[Records from a data source]
— Begin —

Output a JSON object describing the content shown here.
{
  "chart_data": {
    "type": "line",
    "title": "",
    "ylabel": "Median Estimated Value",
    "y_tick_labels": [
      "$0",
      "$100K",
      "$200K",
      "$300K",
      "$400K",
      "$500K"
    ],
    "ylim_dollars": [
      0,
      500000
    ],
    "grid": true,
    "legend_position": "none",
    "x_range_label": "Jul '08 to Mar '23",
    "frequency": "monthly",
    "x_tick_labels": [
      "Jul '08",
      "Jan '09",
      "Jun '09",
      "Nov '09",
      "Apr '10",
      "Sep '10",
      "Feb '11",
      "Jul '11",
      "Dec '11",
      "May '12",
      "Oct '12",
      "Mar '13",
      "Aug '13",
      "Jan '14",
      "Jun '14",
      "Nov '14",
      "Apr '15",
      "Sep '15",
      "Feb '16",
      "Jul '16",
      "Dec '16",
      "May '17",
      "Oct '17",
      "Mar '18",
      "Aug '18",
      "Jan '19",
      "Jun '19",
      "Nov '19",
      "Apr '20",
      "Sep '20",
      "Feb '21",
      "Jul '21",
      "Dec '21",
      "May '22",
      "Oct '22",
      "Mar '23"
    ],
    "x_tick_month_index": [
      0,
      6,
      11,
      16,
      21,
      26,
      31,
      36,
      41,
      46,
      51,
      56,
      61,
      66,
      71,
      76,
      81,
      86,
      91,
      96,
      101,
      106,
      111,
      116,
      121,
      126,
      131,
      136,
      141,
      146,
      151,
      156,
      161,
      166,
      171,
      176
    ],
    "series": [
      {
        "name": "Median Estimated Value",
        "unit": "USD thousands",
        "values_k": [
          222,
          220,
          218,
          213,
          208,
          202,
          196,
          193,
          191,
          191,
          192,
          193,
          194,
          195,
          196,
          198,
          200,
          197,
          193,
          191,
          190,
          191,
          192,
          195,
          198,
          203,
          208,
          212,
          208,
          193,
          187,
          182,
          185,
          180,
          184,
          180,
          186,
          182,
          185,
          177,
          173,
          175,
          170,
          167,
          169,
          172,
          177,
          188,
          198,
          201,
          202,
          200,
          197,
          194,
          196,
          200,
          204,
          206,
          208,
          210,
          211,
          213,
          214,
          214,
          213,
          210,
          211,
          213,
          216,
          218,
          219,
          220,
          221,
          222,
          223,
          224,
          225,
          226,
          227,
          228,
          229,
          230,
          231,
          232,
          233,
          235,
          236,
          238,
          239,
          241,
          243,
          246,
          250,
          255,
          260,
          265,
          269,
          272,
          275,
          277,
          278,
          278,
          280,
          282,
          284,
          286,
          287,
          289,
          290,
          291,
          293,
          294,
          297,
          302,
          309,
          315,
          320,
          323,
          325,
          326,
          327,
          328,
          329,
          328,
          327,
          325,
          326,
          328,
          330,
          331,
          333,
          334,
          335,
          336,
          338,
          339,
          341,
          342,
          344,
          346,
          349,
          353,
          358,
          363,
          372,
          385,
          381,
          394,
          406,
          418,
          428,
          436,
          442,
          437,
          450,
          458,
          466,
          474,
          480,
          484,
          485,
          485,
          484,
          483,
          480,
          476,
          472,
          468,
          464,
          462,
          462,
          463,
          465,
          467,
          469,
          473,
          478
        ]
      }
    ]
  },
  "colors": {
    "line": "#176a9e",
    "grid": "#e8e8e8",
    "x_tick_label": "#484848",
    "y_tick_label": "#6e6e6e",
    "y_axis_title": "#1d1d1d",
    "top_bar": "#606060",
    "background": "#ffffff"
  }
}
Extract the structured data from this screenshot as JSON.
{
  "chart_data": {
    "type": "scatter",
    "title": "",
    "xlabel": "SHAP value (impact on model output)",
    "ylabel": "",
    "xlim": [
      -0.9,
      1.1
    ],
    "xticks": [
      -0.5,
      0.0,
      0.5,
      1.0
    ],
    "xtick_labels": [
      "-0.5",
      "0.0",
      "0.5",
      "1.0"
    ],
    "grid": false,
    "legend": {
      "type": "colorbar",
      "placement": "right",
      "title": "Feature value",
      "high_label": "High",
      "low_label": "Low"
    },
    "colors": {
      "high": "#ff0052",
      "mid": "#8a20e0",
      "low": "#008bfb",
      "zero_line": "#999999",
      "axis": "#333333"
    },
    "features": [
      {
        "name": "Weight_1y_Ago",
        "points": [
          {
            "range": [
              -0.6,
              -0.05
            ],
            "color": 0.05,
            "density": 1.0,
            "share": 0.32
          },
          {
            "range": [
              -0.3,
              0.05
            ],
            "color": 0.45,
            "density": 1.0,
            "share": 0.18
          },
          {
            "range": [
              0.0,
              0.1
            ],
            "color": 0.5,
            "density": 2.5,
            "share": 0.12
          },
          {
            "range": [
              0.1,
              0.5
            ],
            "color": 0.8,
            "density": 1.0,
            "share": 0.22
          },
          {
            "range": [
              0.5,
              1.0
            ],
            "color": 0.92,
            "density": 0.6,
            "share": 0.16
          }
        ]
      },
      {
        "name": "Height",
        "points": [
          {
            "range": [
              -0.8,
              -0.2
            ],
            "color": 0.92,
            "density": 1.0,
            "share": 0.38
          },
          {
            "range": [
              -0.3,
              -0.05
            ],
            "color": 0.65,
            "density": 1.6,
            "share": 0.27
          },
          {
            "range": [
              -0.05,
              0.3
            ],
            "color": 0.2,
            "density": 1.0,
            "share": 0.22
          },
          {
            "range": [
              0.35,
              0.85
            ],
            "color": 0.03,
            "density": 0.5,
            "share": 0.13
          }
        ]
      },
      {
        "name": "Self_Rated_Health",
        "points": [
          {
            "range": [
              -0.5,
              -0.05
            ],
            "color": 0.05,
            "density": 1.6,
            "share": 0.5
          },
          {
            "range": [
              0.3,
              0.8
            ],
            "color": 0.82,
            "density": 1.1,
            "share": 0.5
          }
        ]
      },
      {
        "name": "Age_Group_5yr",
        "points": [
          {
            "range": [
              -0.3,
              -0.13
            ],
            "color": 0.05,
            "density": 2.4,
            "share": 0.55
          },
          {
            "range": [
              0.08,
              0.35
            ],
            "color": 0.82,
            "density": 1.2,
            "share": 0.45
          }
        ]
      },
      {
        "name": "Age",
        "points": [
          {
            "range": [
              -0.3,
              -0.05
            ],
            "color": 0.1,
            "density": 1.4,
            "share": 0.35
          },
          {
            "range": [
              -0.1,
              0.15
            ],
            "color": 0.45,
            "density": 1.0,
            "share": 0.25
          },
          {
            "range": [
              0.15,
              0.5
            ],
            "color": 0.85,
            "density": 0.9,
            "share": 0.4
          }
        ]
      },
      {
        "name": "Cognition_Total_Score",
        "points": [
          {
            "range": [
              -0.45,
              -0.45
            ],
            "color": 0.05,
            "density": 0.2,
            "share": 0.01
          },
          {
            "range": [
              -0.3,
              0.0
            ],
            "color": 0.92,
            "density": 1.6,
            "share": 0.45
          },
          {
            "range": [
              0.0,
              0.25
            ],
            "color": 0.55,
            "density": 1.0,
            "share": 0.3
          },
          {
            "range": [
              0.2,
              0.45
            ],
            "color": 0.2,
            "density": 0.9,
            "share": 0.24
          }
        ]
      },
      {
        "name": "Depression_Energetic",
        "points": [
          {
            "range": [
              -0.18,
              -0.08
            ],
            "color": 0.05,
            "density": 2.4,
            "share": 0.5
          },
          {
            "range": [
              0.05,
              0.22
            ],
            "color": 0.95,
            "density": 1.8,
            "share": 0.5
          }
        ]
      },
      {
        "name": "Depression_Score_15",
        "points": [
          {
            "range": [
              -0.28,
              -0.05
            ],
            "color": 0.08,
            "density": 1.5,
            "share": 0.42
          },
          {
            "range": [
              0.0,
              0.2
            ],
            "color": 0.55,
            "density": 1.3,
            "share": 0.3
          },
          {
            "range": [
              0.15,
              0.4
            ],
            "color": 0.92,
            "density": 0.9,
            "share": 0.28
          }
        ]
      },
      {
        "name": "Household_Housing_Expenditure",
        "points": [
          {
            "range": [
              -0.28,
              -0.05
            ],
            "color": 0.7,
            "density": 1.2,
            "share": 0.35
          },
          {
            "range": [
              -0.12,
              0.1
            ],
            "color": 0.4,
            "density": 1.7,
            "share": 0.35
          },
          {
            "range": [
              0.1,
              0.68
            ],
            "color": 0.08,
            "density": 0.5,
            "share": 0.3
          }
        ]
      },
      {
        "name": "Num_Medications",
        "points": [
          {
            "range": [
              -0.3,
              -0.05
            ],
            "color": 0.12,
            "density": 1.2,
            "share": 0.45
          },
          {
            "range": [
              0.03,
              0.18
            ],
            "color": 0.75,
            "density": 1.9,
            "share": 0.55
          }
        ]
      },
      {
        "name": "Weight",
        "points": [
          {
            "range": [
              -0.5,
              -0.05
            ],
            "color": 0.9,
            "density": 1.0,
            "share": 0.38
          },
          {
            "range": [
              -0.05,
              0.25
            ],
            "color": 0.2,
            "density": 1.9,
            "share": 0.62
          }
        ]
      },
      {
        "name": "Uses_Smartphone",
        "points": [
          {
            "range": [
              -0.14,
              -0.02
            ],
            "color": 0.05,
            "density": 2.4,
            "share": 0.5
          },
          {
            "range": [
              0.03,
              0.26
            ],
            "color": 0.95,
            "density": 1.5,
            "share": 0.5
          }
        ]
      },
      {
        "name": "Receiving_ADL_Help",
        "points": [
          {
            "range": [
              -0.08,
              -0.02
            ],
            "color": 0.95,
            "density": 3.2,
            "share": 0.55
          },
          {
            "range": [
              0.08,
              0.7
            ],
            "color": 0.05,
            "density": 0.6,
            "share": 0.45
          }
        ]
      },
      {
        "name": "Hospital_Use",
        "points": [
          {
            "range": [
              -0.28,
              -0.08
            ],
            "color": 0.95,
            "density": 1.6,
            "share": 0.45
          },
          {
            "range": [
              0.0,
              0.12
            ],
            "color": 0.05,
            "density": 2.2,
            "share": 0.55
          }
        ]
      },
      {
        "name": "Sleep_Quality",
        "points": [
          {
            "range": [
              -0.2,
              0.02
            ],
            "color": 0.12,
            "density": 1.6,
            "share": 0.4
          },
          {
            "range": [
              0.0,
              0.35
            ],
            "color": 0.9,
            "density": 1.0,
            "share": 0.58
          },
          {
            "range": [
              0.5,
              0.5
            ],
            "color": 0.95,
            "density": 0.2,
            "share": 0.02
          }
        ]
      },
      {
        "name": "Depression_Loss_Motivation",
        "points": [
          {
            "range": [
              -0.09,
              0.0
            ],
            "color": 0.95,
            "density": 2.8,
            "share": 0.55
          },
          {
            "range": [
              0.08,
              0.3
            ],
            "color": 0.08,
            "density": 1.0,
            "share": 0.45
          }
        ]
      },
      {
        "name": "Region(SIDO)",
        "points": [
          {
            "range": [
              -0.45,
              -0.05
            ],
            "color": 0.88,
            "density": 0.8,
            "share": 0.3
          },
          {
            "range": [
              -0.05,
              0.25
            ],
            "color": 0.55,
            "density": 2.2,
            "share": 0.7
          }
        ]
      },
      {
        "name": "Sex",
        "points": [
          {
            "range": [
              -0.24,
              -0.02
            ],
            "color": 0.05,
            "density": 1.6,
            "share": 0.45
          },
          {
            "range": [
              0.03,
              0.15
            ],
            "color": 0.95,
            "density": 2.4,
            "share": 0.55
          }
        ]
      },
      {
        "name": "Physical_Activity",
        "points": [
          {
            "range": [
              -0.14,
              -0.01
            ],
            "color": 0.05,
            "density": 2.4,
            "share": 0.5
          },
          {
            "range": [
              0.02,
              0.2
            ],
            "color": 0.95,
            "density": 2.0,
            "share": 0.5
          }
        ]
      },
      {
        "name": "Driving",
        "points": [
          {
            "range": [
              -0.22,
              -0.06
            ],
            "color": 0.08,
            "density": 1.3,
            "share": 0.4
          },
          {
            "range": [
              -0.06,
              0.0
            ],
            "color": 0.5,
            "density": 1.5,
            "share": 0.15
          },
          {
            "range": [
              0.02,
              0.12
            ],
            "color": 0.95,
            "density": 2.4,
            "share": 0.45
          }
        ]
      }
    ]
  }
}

— End —

[Exercise description]:
Show each line of the listing that holds the string "Median".

[Task output]:
    "ylabel": "Median Estimated Value",
        "name": "Median Estimated Value",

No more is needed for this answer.